## Directions
All lines in the data bearing the string "fotos" should be identified and copied.

## Dataset records
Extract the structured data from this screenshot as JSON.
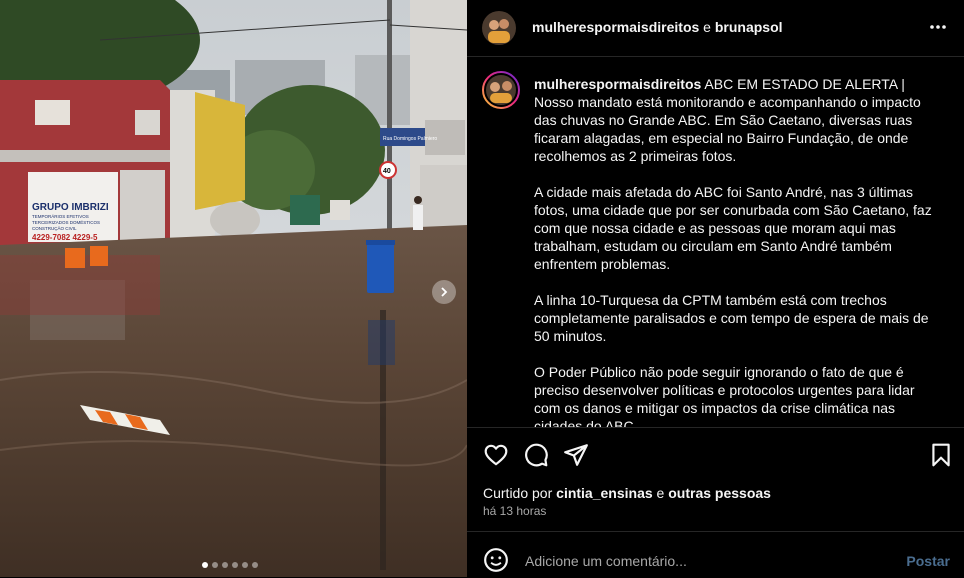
{
  "photo": {
    "sign_title": "GRUPO IMBRIZI",
    "sign_line1": "TEMPORÁRIOS EFETIVOS",
    "sign_line2": "TERCEIRIZADOS DOMÉSTICOS",
    "sign_line3": "CONSTRUÇÃO CIVIL",
    "sign_phone": "4229-7082 4229-5",
    "speed_sign": "40",
    "street_sign": "Rua Domingos Palmiero",
    "carousel_count": 6,
    "carousel_active_index": 0
  },
  "header": {
    "author": "mulherespormaisdireitos",
    "connector": " e ",
    "coauthor": "brunapsol"
  },
  "caption": {
    "username": "mulherespormaisdireitos",
    "p1": " ABC EM ESTADO DE ALERTA | Nosso mandato está monitorando e acompanhando o impacto das chuvas no Grande ABC. Em São Caetano, diversas ruas ficaram alagadas, em especial no Bairro Fundação, de onde recolhemos as 2 primeiras fotos.",
    "p2": "A cidade mais afetada do ABC foi Santo André, nas 3 últimas fotos, uma cidade que por ser conurbada com São Caetano, faz com que nossa cidade e as pessoas que moram aqui mas trabalham, estudam ou circulam em Santo André também enfrentem problemas.",
    "p3": "A linha 10-Turquesa da CPTM também está com trechos completamente paralisados e com tempo de espera de mais de 50 minutos.",
    "p4": "O Poder Público não pode seguir ignorando o fato de que é preciso desenvolver políticas e protocolos urgentes para lidar com os danos e mitigar os impactos da crise climática nas cidades do ABC."
  },
  "likes": {
    "prefix": "Curtido por ",
    "user": "cintia_ensinas",
    "middle": " e ",
    "others": "outras pessoas"
  },
  "time_ago": "há 13 horas",
  "comment": {
    "placeholder": "Adicione um comentário...",
    "post_label": "Postar"
  },
  "colors": {
    "background": "#000000",
    "divider": "#262626",
    "secondary_text": "#a8a8a8",
    "post_button_disabled": "#4a6d8f"
  }
}
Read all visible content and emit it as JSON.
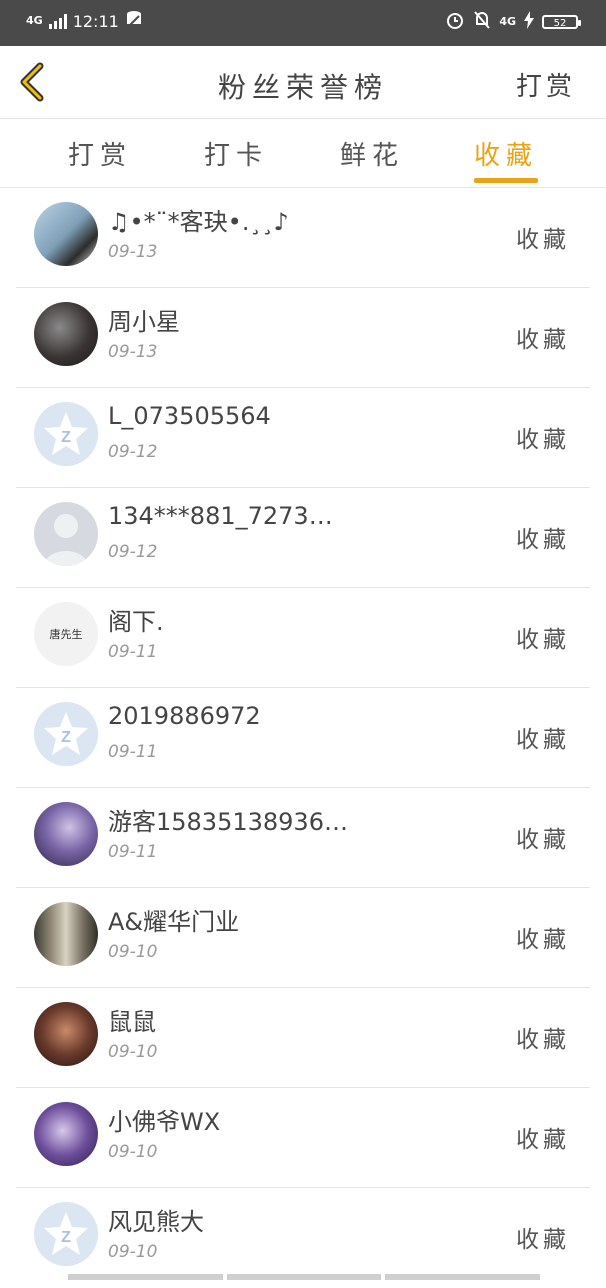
{
  "status_bar": {
    "network_left": "4G",
    "time": "12:11",
    "network_right": "4G",
    "battery": "52"
  },
  "header": {
    "title": "粉丝荣誉榜",
    "right_action": "打赏"
  },
  "tabs": [
    {
      "label": "打赏",
      "active": false
    },
    {
      "label": "打卡",
      "active": false
    },
    {
      "label": "鲜花",
      "active": false
    },
    {
      "label": "收藏",
      "active": true
    }
  ],
  "accent_color": "#e8a317",
  "list": [
    {
      "name": "♫•*¨*客玦•.¸¸♪",
      "date": "09-13",
      "action": "收藏",
      "avatar": "photo-girl"
    },
    {
      "name": "周小星",
      "date": "09-13",
      "action": "收藏",
      "avatar": "photo-dark"
    },
    {
      "name": "L_073505564",
      "date": "09-12",
      "action": "收藏",
      "avatar": "qq-default"
    },
    {
      "name": "134***881_7273…",
      "date": "09-12",
      "action": "收藏",
      "avatar": "person-default"
    },
    {
      "name": "阁下.",
      "date": "09-11",
      "action": "收藏",
      "avatar": "text-avatar",
      "avatar_text": "唐先生"
    },
    {
      "name": "2019886972",
      "date": "09-11",
      "action": "收藏",
      "avatar": "qq-default"
    },
    {
      "name": "游客15835138936…",
      "date": "09-11",
      "action": "收藏",
      "avatar": "photo-purple"
    },
    {
      "name": "A&耀华门业",
      "date": "09-10",
      "action": "收藏",
      "avatar": "photo-door"
    },
    {
      "name": "鼠鼠",
      "date": "09-10",
      "action": "收藏",
      "avatar": "photo-woman"
    },
    {
      "name": "小佛爷WX",
      "date": "09-10",
      "action": "收藏",
      "avatar": "photo-anime"
    },
    {
      "name": "风见熊大",
      "date": "09-10",
      "action": "收藏",
      "avatar": "qq-default"
    }
  ]
}
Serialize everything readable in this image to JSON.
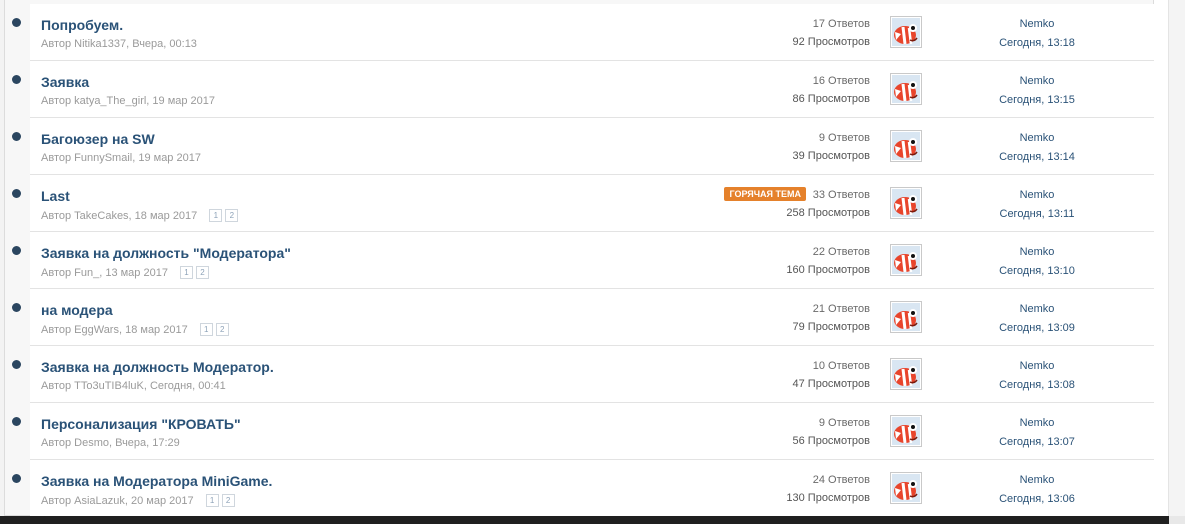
{
  "threads": [
    {
      "title": "Попробуем.",
      "author_line": "Автор Nitika1337, Вчера, 00:13",
      "pages": [],
      "hot": false,
      "replies": "17 Ответов",
      "views": "92 Просмотров",
      "last_user": "Nemko",
      "last_time": "Сегодня, 13:18"
    },
    {
      "title": "Заявка",
      "author_line": "Автор katya_The_girl, 19 мар 2017",
      "pages": [],
      "hot": false,
      "replies": "16 Ответов",
      "views": "86 Просмотров",
      "last_user": "Nemko",
      "last_time": "Сегодня, 13:15"
    },
    {
      "title": "Багоюзер на SW",
      "author_line": "Автор FunnySmail, 19 мар 2017",
      "pages": [],
      "hot": false,
      "replies": "9 Ответов",
      "views": "39 Просмотров",
      "last_user": "Nemko",
      "last_time": "Сегодня, 13:14"
    },
    {
      "title": "Last",
      "author_line": "Автор TakeCakes, 18 мар 2017",
      "pages": [
        "1",
        "2"
      ],
      "hot": true,
      "replies": "33 Ответов",
      "views": "258 Просмотров",
      "last_user": "Nemko",
      "last_time": "Сегодня, 13:11"
    },
    {
      "title": "Заявка на должность \"Модератора\"",
      "author_line": "Автор Fun_, 13 мар 2017",
      "pages": [
        "1",
        "2"
      ],
      "hot": false,
      "replies": "22 Ответов",
      "views": "160 Просмотров",
      "last_user": "Nemko",
      "last_time": "Сегодня, 13:10"
    },
    {
      "title": "на модера",
      "author_line": "Автор EggWars, 18 мар 2017",
      "pages": [
        "1",
        "2"
      ],
      "hot": false,
      "replies": "21 Ответов",
      "views": "79 Просмотров",
      "last_user": "Nemko",
      "last_time": "Сегодня, 13:09"
    },
    {
      "title": "Заявка на должность Модератор.",
      "author_line": "Автор TTo3uTIB4luK, Сегодня, 00:41",
      "pages": [],
      "hot": false,
      "replies": "10 Ответов",
      "views": "47 Просмотров",
      "last_user": "Nemko",
      "last_time": "Сегодня, 13:08"
    },
    {
      "title": "Персонализация \"КРОВАТЬ\"",
      "author_line": "Автор Desmo, Вчера, 17:29",
      "pages": [],
      "hot": false,
      "replies": "9 Ответов",
      "views": "56 Просмотров",
      "last_user": "Nemko",
      "last_time": "Сегодня, 13:07"
    },
    {
      "title": "Заявка на Модератора MiniGame.",
      "author_line": "Автор AsiaLazuk, 20 мар 2017",
      "pages": [
        "1",
        "2"
      ],
      "hot": false,
      "replies": "24 Ответов",
      "views": "130 Просмотров",
      "last_user": "Nemko",
      "last_time": "Сегодня, 13:06"
    }
  ],
  "hot_label": "ГОРЯЧАЯ ТЕМА",
  "avatar_icon": "fish-avatar-icon",
  "colors": {
    "title": "#2a5277",
    "hot": "#e5812b",
    "dot": "#2b4660"
  }
}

## Complete output
    "p1": " ABC EM ESTADO DE ALERTA | Nosso mandato está monitorando e acompanhando o impacto das chuvas no Grande ABC. Em São Caetano, diversas ruas ficaram alagadas, em especial no Bairro Fundação, de onde recolhemos as 2 primeiras fotos.",
    "p2": "A cidade mais afetada do ABC foi Santo André, nas 3 últimas fotos, uma cidade que por ser conurbada com São Caetano, faz com que nossa cidade e as pessoas que moram aqui mas trabalham, estudam ou circulam em Santo André também enfrentem problemas.",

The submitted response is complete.